MATERIAL FOR THIS EXERCISE:
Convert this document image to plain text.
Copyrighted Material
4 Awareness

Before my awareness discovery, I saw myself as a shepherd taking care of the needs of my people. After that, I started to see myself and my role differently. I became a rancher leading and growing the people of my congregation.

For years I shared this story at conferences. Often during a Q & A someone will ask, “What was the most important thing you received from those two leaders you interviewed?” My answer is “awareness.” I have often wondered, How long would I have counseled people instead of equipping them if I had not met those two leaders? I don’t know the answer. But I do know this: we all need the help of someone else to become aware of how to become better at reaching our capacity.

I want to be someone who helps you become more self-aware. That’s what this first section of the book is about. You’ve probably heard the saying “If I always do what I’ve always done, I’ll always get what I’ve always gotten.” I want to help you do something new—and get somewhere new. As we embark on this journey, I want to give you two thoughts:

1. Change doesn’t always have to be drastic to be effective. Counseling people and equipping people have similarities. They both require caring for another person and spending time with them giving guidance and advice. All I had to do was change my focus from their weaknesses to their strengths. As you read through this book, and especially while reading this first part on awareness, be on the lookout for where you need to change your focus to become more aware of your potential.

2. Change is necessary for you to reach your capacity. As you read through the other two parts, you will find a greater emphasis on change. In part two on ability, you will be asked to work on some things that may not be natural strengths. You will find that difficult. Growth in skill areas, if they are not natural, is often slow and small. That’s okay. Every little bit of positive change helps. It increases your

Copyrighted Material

---

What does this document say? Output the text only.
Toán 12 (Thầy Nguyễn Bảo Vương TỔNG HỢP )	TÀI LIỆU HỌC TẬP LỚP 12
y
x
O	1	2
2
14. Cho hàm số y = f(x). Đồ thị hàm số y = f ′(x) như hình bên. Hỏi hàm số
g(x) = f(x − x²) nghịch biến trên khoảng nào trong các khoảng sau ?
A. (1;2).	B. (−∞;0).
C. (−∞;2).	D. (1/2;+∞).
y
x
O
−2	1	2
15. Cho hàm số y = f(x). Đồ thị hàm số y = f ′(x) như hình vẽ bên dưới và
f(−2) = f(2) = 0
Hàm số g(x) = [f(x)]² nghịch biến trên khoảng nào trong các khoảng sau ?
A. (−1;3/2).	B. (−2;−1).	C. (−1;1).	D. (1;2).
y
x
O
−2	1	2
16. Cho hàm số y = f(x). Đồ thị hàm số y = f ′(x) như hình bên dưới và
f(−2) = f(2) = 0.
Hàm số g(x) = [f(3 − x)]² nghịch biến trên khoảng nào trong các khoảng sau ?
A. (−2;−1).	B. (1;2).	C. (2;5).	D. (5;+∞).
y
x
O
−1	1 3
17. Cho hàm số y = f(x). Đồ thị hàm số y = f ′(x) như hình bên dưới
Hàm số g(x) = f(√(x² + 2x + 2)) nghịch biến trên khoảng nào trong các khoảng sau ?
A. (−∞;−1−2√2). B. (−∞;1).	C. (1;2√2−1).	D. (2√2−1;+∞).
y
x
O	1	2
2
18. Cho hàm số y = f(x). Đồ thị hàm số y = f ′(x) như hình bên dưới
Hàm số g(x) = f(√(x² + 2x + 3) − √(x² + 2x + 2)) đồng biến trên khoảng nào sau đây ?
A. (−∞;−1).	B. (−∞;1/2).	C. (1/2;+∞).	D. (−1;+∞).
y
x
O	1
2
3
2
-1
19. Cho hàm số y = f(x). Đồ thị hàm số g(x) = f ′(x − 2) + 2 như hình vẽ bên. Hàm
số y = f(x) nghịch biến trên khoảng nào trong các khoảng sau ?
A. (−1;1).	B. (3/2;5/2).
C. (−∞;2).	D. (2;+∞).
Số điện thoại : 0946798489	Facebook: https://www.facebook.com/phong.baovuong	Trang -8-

EXERCISE DIRECTIONS: Using the listing above, show each line holding the string "text".

OUTPUT OF THE TASK:
Convert this document image to plain text.
What does this document say? Output the text only.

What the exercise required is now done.